Excerpted records
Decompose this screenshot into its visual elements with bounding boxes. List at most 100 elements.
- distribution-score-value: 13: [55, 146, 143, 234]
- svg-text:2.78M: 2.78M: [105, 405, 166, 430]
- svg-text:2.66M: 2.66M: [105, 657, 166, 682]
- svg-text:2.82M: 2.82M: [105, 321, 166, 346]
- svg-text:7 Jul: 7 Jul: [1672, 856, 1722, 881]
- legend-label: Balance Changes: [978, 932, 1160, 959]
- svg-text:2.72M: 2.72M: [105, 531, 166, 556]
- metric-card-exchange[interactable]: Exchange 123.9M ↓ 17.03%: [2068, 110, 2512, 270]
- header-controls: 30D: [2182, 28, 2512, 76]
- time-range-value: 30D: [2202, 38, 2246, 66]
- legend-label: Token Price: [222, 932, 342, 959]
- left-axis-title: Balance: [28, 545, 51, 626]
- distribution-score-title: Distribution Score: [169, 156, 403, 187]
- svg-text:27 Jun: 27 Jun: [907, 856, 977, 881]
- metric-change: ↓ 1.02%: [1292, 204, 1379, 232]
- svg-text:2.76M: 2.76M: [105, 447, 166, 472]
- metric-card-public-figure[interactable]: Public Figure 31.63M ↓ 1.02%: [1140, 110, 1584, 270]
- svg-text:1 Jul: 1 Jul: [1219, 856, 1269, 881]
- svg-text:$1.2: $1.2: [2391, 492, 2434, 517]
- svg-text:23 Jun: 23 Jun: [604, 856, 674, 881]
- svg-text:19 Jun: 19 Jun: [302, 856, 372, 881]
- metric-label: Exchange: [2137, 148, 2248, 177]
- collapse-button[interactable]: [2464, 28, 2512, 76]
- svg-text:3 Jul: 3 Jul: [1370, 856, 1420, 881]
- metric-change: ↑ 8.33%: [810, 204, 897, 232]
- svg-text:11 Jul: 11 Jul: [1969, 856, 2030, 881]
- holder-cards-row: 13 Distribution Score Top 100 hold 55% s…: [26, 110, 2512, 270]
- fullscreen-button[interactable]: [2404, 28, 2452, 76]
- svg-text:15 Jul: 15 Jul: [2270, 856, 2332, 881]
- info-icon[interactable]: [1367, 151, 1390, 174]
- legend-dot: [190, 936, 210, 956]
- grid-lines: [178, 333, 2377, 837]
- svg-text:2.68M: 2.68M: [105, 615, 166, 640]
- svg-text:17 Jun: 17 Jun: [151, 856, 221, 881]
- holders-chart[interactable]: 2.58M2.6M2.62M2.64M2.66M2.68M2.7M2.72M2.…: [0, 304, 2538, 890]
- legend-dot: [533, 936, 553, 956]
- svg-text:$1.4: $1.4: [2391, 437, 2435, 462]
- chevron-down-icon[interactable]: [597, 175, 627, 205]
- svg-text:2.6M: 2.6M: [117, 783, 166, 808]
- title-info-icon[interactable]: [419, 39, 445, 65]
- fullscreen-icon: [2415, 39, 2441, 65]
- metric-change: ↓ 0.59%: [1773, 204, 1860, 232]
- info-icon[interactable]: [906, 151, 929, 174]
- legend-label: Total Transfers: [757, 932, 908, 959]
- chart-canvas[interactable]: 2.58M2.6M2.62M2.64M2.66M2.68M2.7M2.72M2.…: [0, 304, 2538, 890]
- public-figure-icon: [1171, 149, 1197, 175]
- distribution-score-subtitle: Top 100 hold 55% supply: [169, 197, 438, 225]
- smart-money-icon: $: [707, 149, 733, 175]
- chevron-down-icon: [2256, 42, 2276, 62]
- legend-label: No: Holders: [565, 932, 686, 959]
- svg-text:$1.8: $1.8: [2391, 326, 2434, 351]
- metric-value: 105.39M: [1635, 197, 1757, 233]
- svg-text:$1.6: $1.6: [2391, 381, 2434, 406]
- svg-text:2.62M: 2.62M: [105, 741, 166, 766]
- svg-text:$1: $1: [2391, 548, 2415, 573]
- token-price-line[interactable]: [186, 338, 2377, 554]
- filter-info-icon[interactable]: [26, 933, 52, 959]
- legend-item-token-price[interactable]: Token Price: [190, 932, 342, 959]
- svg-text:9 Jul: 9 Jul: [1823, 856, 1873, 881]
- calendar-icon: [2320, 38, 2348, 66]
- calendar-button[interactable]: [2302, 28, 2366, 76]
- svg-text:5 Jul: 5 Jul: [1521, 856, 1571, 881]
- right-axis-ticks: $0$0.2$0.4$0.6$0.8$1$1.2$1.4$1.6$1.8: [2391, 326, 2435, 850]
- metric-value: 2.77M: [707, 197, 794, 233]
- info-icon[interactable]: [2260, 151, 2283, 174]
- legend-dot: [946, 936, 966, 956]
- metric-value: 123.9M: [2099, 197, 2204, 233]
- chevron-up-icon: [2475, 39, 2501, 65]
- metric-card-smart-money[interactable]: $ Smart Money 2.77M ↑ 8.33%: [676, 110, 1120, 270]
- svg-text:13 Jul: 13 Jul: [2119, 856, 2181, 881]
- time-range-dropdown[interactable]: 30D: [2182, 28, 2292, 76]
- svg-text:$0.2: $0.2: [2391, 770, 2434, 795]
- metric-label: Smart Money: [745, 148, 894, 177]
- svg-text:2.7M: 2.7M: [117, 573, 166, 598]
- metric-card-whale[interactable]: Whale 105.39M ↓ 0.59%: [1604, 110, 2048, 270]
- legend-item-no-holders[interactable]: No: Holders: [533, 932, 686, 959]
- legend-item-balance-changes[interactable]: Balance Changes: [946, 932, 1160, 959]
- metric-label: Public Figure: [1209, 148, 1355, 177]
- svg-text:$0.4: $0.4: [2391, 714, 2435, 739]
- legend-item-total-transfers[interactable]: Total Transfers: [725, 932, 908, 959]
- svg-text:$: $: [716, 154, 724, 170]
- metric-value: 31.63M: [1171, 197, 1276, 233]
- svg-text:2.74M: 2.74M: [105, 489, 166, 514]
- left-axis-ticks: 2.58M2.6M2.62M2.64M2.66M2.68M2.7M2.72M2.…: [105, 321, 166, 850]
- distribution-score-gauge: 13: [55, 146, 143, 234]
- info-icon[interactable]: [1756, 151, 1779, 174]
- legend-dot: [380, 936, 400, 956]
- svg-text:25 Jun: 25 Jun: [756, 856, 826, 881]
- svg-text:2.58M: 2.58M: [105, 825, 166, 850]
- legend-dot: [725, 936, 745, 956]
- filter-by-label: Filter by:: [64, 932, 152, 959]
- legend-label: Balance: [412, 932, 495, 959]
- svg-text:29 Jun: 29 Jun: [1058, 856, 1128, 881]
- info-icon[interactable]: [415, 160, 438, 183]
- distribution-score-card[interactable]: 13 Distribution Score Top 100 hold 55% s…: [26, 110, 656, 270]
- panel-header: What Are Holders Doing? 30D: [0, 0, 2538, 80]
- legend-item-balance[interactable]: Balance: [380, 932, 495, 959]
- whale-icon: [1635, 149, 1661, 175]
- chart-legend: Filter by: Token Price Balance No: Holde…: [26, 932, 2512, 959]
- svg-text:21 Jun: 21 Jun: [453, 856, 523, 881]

Task description
Copy every item above line for line, with no changes.

Response to the exercise
Decompose this screenshot into its visual elements with bounding boxes. List at most 100 elements.
- distribution-score-value: 13: [55, 146, 143, 234]
- svg-text:2.78M: 2.78M: [105, 405, 166, 430]
- svg-text:2.66M: 2.66M: [105, 657, 166, 682]
- svg-text:2.82M: 2.82M: [105, 321, 166, 346]
- svg-text:7 Jul: 7 Jul: [1672, 856, 1722, 881]
- legend-label: Balance Changes: [978, 932, 1160, 959]
- svg-text:2.72M: 2.72M: [105, 531, 166, 556]
- metric-card-exchange[interactable]: Exchange 123.9M ↓ 17.03%: [2068, 110, 2512, 270]
- header-controls: 30D: [2182, 28, 2512, 76]
- time-range-value: 30D: [2202, 38, 2246, 66]
- legend-label: Token Price: [222, 932, 342, 959]
- left-axis-title: Balance: [28, 545, 51, 626]
- distribution-score-title: Distribution Score: [169, 156, 403, 187]
- svg-text:27 Jun: 27 Jun: [907, 856, 977, 881]
- metric-change: ↓ 1.02%: [1292, 204, 1379, 232]
- svg-text:2.76M: 2.76M: [105, 447, 166, 472]
- metric-card-public-figure[interactable]: Public Figure 31.63M ↓ 1.02%: [1140, 110, 1584, 270]
- svg-text:1 Jul: 1 Jul: [1219, 856, 1269, 881]
- svg-text:$1.2: $1.2: [2391, 492, 2434, 517]
- svg-text:23 Jun: 23 Jun: [604, 856, 674, 881]
- svg-text:19 Jun: 19 Jun: [302, 856, 372, 881]
- metric-label: Exchange: [2137, 148, 2248, 177]
- collapse-button[interactable]: [2464, 28, 2512, 76]
- svg-text:3 Jul: 3 Jul: [1370, 856, 1420, 881]
- metric-change: ↑ 8.33%: [810, 204, 897, 232]
- svg-text:11 Jul: 11 Jul: [1969, 856, 2030, 881]
- holder-cards-row: 13 Distribution Score Top 100 hold 55% s…: [26, 110, 2512, 270]
- fullscreen-button[interactable]: [2404, 28, 2452, 76]
- svg-text:15 Jul: 15 Jul: [2270, 856, 2332, 881]
- info-icon[interactable]: [1367, 151, 1390, 174]
- legend-dot: [190, 936, 210, 956]
- grid-lines: [178, 333, 2377, 837]
- svg-text:2.68M: 2.68M: [105, 615, 166, 640]
- svg-text:17 Jun: 17 Jun: [151, 856, 221, 881]
- holders-chart[interactable]: 2.58M2.6M2.62M2.64M2.66M2.68M2.7M2.72M2.…: [0, 304, 2538, 890]
- legend-dot: [533, 936, 553, 956]
- svg-text:$1.4: $1.4: [2391, 437, 2435, 462]
- chevron-down-icon[interactable]: [597, 175, 627, 205]
- svg-text:2.6M: 2.6M: [117, 783, 166, 808]
- title-info-icon[interactable]: [419, 39, 445, 65]
- fullscreen-icon: [2415, 39, 2441, 65]
- metric-change: ↓ 0.59%: [1773, 204, 1860, 232]
- info-icon[interactable]: [906, 151, 929, 174]
- legend-label: Total Transfers: [757, 932, 908, 959]
- chart-canvas[interactable]: 2.58M2.6M2.62M2.64M2.66M2.68M2.7M2.72M2.…: [0, 304, 2538, 890]
- public-figure-icon: [1171, 149, 1197, 175]
- distribution-score-subtitle: Top 100 hold 55% supply: [169, 197, 438, 225]
- smart-money-icon: $: [707, 149, 733, 175]
- chevron-down-icon: [2256, 42, 2276, 62]
- legend-label: No: Holders: [565, 932, 686, 959]
- svg-text:$1.8: $1.8: [2391, 326, 2434, 351]
- metric-value: 105.39M: [1635, 197, 1757, 233]
- svg-text:$1.6: $1.6: [2391, 381, 2434, 406]
- svg-text:2.62M: 2.62M: [105, 741, 166, 766]
- svg-text:$1: $1: [2391, 548, 2415, 573]
- token-price-line[interactable]: [186, 338, 2377, 554]
- filter-info-icon[interactable]: [26, 933, 52, 959]
- legend-item-token-price[interactable]: Token Price: [190, 932, 342, 959]
- svg-text:9 Jul: 9 Jul: [1823, 856, 1873, 881]
- calendar-icon: [2320, 38, 2348, 66]
- calendar-button[interactable]: [2302, 28, 2366, 76]
- svg-text:5 Jul: 5 Jul: [1521, 856, 1571, 881]
- right-axis-ticks: $0$0.2$0.4$0.6$0.8$1$1.2$1.4$1.6$1.8: [2391, 326, 2435, 850]
- metric-value: 2.77M: [707, 197, 794, 233]
- info-icon[interactable]: [2260, 151, 2283, 174]
- legend-dot: [946, 936, 966, 956]
- metric-value: 123.9M: [2099, 197, 2204, 233]
- chevron-up-icon: [2475, 39, 2501, 65]
- metric-card-smart-money[interactable]: $ Smart Money 2.77M ↑ 8.33%: [676, 110, 1120, 270]
- svg-text:13 Jul: 13 Jul: [2119, 856, 2181, 881]
- time-range-dropdown[interactable]: 30D: [2182, 28, 2292, 76]
- svg-text:$0.2: $0.2: [2391, 770, 2434, 795]
- metric-label: Smart Money: [745, 148, 894, 177]
- svg-text:2.7M: 2.7M: [117, 573, 166, 598]
- metric-card-whale[interactable]: Whale 105.39M ↓ 0.59%: [1604, 110, 2048, 270]
- legend-item-no-holders[interactable]: No: Holders: [533, 932, 686, 959]
- legend-item-balance-changes[interactable]: Balance Changes: [946, 932, 1160, 959]
- metric-label: Public Figure: [1209, 148, 1355, 177]
- svg-text:$0.4: $0.4: [2391, 714, 2435, 739]
- legend-item-total-transfers[interactable]: Total Transfers: [725, 932, 908, 959]
- svg-text:$: $: [716, 154, 724, 170]
- metric-value: 31.63M: [1171, 197, 1276, 233]
- svg-text:2.74M: 2.74M: [105, 489, 166, 514]
- left-axis-ticks: 2.58M2.6M2.62M2.64M2.66M2.68M2.7M2.72M2.…: [105, 321, 166, 850]
- distribution-score-gauge: 13: [55, 146, 143, 234]
- info-icon[interactable]: [1756, 151, 1779, 174]
- legend-dot: [380, 936, 400, 956]
- svg-text:25 Jun: 25 Jun: [756, 856, 826, 881]
- svg-text:2.58M: 2.58M: [105, 825, 166, 850]
- legend-dot: [725, 936, 745, 956]
- filter-by-label: Filter by:: [64, 932, 152, 959]
- legend-label: Balance: [412, 932, 495, 959]
- svg-text:29 Jun: 29 Jun: [1058, 856, 1128, 881]
- info-icon[interactable]: [415, 160, 438, 183]
- distribution-score-card[interactable]: 13 Distribution Score Top 100 hold 55% s…: [26, 110, 656, 270]
- panel-header: What Are Holders Doing? 30D: [0, 0, 2538, 80]
- legend-item-balance[interactable]: Balance: [380, 932, 495, 959]
- whale-icon: [1635, 149, 1661, 175]
- chart-legend: Filter by: Token Price Balance No: Holde…: [26, 932, 2512, 959]
- svg-text:21 Jun: 21 Jun: [453, 856, 523, 881]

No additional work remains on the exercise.